### BRIEF
Gather up every line that includes the string "กาฬส".

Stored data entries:
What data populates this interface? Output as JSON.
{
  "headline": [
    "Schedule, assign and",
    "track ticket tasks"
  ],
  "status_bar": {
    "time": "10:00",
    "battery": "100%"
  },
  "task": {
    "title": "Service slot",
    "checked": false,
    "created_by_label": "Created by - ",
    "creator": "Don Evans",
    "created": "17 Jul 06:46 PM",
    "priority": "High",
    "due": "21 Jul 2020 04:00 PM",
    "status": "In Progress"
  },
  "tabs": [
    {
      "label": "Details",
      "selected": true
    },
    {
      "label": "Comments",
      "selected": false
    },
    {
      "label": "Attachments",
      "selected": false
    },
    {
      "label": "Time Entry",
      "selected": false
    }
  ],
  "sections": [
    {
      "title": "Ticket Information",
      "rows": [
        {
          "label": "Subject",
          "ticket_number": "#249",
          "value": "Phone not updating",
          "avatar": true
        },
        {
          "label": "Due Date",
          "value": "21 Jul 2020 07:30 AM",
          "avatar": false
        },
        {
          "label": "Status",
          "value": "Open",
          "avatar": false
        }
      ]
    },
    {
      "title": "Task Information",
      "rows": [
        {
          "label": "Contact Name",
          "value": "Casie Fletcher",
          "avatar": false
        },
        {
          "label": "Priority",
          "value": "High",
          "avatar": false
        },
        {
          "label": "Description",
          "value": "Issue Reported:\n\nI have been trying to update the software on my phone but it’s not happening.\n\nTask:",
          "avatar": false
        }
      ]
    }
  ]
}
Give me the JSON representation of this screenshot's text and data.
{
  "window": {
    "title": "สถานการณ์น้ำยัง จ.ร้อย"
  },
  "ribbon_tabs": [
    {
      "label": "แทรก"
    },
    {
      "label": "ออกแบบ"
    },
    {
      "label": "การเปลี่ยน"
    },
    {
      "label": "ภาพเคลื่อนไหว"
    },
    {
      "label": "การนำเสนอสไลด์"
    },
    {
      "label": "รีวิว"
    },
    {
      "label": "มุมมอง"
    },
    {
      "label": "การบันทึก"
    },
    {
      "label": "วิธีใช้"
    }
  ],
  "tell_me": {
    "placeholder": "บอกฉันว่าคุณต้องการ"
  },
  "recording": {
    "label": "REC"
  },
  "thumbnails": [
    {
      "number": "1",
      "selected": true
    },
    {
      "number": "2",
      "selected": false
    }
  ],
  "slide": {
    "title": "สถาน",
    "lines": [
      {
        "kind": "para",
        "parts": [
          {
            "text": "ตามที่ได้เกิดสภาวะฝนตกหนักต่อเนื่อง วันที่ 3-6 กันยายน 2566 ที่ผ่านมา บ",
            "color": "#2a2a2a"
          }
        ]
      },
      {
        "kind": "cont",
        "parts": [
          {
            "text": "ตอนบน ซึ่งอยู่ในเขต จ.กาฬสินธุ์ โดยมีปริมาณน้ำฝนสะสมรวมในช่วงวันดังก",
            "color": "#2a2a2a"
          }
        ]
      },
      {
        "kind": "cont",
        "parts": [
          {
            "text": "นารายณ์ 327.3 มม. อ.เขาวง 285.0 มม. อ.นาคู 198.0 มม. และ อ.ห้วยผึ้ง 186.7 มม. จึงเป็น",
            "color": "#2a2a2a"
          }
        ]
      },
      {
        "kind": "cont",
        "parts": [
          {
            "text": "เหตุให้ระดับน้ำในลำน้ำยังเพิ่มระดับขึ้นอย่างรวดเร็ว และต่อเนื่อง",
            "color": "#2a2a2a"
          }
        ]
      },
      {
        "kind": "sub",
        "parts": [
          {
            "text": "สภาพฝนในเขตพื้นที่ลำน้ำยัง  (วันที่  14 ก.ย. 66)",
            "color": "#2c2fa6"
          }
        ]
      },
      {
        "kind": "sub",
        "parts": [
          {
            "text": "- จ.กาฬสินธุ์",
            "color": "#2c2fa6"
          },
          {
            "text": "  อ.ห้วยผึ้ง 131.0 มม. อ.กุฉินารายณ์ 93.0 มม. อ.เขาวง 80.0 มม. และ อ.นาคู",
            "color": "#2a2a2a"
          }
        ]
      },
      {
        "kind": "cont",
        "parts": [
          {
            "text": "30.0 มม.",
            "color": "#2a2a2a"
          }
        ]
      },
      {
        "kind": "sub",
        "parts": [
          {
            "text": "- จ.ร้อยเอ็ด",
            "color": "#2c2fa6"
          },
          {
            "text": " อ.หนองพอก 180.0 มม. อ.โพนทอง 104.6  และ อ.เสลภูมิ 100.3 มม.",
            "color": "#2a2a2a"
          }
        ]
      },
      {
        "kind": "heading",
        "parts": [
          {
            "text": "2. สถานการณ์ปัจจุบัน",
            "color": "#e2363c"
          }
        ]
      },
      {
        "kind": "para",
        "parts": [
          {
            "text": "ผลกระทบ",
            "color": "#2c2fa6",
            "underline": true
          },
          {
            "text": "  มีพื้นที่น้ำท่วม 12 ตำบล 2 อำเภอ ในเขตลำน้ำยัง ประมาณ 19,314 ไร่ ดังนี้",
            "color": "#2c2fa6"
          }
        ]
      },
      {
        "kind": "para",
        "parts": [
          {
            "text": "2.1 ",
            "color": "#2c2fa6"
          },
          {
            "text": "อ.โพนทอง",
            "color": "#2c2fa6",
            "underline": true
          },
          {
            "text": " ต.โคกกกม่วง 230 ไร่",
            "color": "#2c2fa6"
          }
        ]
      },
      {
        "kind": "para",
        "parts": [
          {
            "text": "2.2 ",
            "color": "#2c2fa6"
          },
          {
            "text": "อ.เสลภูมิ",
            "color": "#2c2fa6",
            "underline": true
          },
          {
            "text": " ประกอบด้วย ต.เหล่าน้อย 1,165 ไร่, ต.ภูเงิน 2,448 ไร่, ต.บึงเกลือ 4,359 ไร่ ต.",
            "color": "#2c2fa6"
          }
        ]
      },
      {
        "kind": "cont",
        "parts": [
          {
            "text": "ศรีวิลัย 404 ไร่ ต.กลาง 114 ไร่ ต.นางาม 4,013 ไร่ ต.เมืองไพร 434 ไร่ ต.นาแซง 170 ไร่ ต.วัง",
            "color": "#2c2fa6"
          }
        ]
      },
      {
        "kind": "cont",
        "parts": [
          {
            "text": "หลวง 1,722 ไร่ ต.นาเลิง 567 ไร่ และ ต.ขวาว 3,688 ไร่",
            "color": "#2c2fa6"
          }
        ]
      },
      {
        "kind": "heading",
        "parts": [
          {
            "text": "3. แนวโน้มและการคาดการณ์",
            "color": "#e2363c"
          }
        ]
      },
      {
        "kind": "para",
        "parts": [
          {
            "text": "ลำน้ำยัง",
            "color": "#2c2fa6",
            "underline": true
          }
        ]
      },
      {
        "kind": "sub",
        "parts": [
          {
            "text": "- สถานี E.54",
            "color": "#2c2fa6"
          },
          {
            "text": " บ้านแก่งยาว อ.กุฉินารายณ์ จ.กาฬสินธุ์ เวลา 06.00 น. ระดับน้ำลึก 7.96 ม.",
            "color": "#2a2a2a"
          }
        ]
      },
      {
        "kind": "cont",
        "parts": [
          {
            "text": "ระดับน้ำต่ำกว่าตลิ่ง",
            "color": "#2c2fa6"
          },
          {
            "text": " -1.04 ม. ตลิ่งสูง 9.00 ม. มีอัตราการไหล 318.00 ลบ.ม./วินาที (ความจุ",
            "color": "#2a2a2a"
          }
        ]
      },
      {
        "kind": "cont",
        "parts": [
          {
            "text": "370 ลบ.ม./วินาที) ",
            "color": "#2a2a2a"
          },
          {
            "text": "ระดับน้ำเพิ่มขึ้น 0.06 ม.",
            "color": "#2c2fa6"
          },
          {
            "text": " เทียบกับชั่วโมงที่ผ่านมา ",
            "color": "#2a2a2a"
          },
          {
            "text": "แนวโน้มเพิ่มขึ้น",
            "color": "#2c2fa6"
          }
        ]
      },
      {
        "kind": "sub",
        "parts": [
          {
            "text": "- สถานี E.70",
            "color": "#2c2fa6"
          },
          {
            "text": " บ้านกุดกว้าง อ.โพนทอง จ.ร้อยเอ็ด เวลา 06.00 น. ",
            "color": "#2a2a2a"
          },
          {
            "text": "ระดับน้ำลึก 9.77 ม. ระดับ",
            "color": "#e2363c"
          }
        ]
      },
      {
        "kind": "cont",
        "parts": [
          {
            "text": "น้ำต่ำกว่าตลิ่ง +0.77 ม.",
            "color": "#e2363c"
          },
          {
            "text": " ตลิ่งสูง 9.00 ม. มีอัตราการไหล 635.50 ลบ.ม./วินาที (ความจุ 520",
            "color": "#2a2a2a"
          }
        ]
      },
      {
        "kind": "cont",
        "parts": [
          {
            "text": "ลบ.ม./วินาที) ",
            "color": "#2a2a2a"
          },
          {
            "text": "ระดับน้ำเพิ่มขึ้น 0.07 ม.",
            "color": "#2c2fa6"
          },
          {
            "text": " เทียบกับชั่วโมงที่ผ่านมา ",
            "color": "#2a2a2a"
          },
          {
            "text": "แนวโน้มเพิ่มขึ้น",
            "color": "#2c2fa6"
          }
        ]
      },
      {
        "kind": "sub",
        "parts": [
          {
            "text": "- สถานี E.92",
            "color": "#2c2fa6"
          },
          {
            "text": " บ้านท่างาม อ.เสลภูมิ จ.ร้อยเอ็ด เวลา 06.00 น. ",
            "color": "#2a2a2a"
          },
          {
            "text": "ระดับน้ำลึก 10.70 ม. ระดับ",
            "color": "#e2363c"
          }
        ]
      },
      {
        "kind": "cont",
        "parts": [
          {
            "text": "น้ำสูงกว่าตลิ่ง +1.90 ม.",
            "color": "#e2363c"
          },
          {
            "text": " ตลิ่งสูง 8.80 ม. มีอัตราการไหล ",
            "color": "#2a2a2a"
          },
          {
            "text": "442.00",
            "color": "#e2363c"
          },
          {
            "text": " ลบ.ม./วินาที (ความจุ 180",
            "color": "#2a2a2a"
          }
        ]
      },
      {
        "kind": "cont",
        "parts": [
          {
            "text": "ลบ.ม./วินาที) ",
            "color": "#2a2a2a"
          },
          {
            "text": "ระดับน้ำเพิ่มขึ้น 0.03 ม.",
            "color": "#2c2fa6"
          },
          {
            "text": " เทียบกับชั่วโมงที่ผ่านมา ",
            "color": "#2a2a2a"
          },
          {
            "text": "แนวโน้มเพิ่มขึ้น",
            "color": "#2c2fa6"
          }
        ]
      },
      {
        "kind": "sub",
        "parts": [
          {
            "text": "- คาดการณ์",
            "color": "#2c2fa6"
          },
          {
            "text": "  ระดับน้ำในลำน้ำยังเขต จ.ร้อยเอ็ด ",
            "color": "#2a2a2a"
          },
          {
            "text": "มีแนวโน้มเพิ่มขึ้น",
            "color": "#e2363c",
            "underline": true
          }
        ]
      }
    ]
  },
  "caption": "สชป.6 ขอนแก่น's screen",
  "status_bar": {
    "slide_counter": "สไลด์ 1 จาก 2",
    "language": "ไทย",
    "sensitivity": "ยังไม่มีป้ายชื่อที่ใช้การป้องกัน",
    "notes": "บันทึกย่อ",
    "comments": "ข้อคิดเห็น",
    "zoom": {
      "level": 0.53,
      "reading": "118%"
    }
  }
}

### EXPECTED ANSWER
            "text": "ตอนบน ซึ่งอยู่ในเขต จ.กาฬสินธุ์ โดยมีปริมาณน้ำฝนสะสมรวมในช่วงวันดังก",
            "text": "- จ.กาฬสินธุ์",
            "text": " บ้านแก่งยาว อ.กุฉินารายณ์ จ.กาฬสินธุ์ เวลา 06.00 น. ระดับน้ำลึก 7.96 ม.",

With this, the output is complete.